## GIVEN INSTRUCTION
Exactly as they appear, output all of the records. Skip any images.

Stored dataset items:
________
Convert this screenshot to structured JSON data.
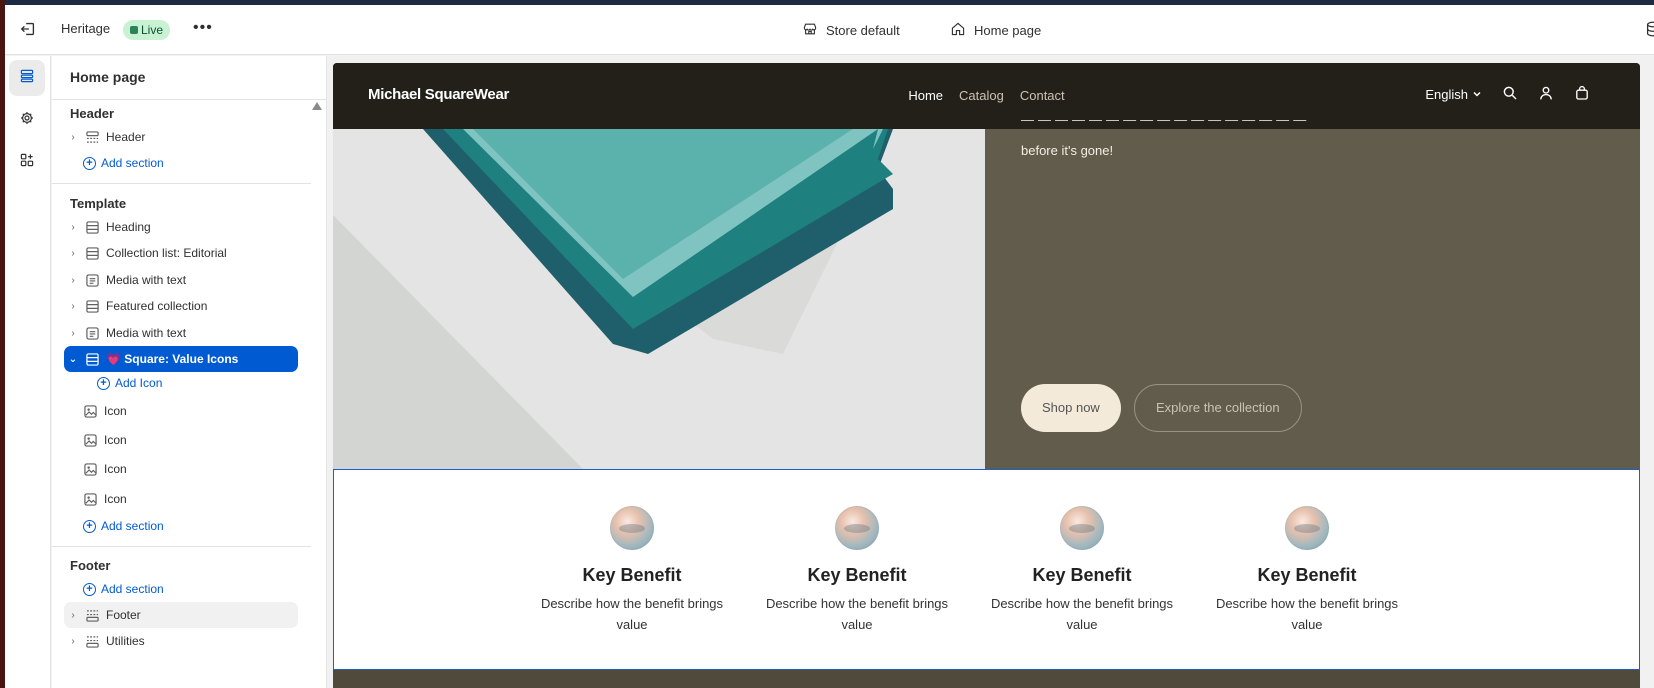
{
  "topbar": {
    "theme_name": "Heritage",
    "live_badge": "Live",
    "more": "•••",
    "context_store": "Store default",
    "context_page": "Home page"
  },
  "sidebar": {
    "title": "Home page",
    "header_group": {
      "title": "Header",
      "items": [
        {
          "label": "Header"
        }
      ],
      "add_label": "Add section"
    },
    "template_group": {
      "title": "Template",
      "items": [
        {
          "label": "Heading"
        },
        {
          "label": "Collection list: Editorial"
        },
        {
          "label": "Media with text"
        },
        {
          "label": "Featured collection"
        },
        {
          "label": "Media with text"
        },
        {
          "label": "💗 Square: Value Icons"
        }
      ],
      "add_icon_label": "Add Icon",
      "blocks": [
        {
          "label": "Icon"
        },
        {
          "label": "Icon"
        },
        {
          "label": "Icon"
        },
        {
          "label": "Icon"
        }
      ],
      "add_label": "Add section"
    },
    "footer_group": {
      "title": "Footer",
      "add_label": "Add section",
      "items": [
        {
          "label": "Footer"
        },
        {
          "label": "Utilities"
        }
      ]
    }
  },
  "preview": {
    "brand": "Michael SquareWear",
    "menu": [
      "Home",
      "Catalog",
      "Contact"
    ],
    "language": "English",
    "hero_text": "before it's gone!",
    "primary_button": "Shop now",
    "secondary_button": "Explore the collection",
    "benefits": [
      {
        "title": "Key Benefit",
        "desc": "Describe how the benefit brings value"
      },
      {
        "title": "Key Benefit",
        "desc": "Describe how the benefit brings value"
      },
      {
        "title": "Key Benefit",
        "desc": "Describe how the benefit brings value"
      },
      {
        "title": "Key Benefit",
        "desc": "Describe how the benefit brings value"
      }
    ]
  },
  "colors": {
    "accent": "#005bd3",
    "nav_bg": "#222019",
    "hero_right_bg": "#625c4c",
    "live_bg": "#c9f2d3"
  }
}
________
## THE OUTPUT
Convert this screenshot to structured JSON data.
{
  "topbar": {
    "theme_name": "Heritage",
    "live_badge": "Live",
    "more": "•••",
    "context_store": "Store default",
    "context_page": "Home page"
  },
  "sidebar": {
    "title": "Home page",
    "header_group": {
      "title": "Header",
      "items": [
        {
          "label": "Header"
        }
      ],
      "add_label": "Add section"
    },
    "template_group": {
      "title": "Template",
      "items": [
        {
          "label": "Heading"
        },
        {
          "label": "Collection list: Editorial"
        },
        {
          "label": "Media with text"
        },
        {
          "label": "Featured collection"
        },
        {
          "label": "Media with text"
        },
        {
          "label": "💗 Square: Value Icons"
        }
      ],
      "add_icon_label": "Add Icon",
      "blocks": [
        {
          "label": "Icon"
        },
        {
          "label": "Icon"
        },
        {
          "label": "Icon"
        },
        {
          "label": "Icon"
        }
      ],
      "add_label": "Add section"
    },
    "footer_group": {
      "title": "Footer",
      "add_label": "Add section",
      "items": [
        {
          "label": "Footer"
        },
        {
          "label": "Utilities"
        }
      ]
    }
  },
  "preview": {
    "brand": "Michael SquareWear",
    "menu": [
      "Home",
      "Catalog",
      "Contact"
    ],
    "language": "English",
    "hero_text": "before it's gone!",
    "primary_button": "Shop now",
    "secondary_button": "Explore the collection",
    "benefits": [
      {
        "title": "Key Benefit",
        "desc": "Describe how the benefit brings value"
      },
      {
        "title": "Key Benefit",
        "desc": "Describe how the benefit brings value"
      },
      {
        "title": "Key Benefit",
        "desc": "Describe how the benefit brings value"
      },
      {
        "title": "Key Benefit",
        "desc": "Describe how the benefit brings value"
      }
    ]
  },
  "colors": {
    "accent": "#005bd3",
    "nav_bg": "#222019",
    "hero_right_bg": "#625c4c",
    "live_bg": "#c9f2d3"
  }
}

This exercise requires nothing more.